Testo fornito:
##############################
Alla Howard University di Washington (DC) è in corso una ricerca volta a chiarire se alcuni integratori e spezie, inclusi acidi grassi omega-3, curcuma, vitamina D e probiotici, possano avere un’efficacia nel trattamento dell’IBD, ovvero le malattie infiammatorie intestinali, che comprendono il morbo di Crohn e la colite ulcerosa.
In occasione dell’annuale Congresso Crohn e Colite, i ricercatori hanno riportato che lo zafferano può aiutare a ridurre l’infiammazione e migliorare le manifestazioni cliniche nelle persone con colite ulcerosa.
Derivata dal fiore del Crocus sativus e nota come la spezia più costosa al mondo, lo zafferano richiede molta manodopera durante le fasi di coltivazione e raccolta, da cui il soprannome di oro rosso. Utilizzato fin dal 1.627 a.C. non solo negli alimenti ma anche a scopi medicinali, presenta stimmi che sembrano fili, raccolti e poi essiccati; viene coltivato in Iran, ma si può trovare anche in India, Spagna e Afghanistan. Possiede livelli elevati di antiossidanti e proprietà antinfiammatorie, da qui l’interesse della comunità scientifica per i suoi effetti contro depressione, Alzheimer, cancro, malattie cardiache, obesità, sindrome premestruale, problemi di sonno, degenerazione maculare legata all’età.
Per studiarne l’efficacia nella riduzione dell’infiammazione nelle IBD, i ricercatori hanno reclutato 30 soggetti affetti da colite ulcerosa, presso l’Università Yazd in Iran, raccogliendo
informazioni sui marcatori infiammatori, tra cui la calprotectina fecale e la proteina C-reattiva, e rilevando, dopo otto settimane, miglioramenti significativi. Anche a fronte di un basso dosaggio.
A convalida di questi risultati, i ricercatori hanno previsto un nuovo percorso, con tre persone affette da colite ulcerosa presso la Howard University, somministrando loro 50 mg di zafferano due volte al giorno per otto settimane e prevedendo un cosiddetto periodo di washout e subito dopo un nuovo ciclo di integrazione. Al washout è corrisposto un aumento della calprotectina fecale, che invece si è nuovamente ridotta a ciclo ripreso, confermando ulteriormente una relazione causale tra i miglioramenti gastrointestinali nell’IBD e l’assunzione di zafferano. Quest’ultima porta, inoltre, a una diminuzione dei gammaproteobacteria e ad un arricchimento delle Ruminococcaceae.
##############################
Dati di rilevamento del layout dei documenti
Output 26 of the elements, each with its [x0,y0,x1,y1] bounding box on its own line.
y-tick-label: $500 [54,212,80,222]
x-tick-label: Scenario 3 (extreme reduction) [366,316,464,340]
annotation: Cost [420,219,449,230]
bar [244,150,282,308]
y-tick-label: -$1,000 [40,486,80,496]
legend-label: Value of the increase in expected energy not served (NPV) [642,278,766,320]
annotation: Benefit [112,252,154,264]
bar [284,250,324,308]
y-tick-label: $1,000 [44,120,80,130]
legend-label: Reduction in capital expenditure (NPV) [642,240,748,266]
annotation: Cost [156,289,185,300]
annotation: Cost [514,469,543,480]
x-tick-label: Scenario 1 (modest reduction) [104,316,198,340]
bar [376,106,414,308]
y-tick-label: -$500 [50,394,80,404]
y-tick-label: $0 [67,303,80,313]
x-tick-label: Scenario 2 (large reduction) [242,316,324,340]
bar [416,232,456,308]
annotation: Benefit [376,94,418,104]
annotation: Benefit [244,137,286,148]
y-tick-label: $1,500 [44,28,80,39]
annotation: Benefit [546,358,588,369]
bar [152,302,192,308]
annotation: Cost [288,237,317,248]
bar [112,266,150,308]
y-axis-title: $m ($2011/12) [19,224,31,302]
##############################
Consegna: Trascrivi fedelmente dal testo sullo zafferano il passo che si apre con le parole contenenti "In occasione dell’annuale" e si chiude con "con colite ulcerosa.". Le voci riportate non hanno alcun legame con il testo sullo zafferano.

Esercizio svolto:
In occasione dell’annuale Congresso Crohn e Colite, i ricercatori hanno riportato che lo zafferano può aiutare a ridurre l’infiammazione e migliorare le manifestazioni cliniche nelle persone con colite ulcerosa.